Directive:
Copy every line in which the string "SRMTID" occurs.

┌─ Entries shown

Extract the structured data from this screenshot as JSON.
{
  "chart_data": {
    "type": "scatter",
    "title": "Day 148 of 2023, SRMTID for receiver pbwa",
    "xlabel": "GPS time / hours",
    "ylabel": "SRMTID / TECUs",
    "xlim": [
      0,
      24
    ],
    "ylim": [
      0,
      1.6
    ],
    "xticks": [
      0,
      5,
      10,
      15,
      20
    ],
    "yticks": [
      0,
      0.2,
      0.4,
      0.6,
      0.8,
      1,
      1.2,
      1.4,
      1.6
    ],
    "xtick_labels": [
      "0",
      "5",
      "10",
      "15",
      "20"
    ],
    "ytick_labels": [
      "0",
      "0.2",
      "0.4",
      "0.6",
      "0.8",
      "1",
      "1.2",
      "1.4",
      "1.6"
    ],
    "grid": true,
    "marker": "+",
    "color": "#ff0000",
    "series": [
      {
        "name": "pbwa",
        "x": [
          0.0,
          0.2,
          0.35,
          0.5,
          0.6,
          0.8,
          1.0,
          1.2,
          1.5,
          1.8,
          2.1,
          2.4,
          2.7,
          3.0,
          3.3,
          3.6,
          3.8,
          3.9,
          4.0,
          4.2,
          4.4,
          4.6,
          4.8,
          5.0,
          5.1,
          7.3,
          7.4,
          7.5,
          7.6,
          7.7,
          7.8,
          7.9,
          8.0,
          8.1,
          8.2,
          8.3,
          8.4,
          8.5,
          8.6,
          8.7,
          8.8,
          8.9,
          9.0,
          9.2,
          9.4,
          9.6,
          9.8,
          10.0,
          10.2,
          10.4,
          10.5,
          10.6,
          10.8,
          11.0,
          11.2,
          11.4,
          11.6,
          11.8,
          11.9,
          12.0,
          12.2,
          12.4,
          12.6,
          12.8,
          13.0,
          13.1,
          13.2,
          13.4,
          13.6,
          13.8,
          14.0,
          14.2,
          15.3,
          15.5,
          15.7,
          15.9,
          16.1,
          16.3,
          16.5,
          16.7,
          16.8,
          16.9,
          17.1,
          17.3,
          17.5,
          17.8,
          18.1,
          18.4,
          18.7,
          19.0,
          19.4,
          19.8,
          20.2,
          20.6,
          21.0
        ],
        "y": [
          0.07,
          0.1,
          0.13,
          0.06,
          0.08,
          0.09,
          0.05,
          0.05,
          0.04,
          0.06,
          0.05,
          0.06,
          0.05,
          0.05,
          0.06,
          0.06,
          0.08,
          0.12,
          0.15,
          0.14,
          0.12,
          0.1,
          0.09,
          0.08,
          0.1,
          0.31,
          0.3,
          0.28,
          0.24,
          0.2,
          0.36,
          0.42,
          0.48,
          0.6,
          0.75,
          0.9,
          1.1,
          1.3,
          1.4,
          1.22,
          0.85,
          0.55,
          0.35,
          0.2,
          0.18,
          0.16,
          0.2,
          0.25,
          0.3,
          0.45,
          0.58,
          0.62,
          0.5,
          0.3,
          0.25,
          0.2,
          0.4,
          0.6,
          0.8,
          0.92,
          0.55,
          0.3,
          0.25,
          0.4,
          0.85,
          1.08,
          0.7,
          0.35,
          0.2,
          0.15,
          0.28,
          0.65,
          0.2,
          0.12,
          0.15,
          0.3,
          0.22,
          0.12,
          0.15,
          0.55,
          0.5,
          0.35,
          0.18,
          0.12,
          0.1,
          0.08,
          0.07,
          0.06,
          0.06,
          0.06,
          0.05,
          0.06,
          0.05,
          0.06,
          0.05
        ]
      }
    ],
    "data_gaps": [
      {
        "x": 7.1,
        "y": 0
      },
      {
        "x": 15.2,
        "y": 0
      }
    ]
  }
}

└─

Final result:
    "title": "Day 148 of 2023, SRMTID for receiver pbwa",
    "ylabel": "SRMTID / TECUs",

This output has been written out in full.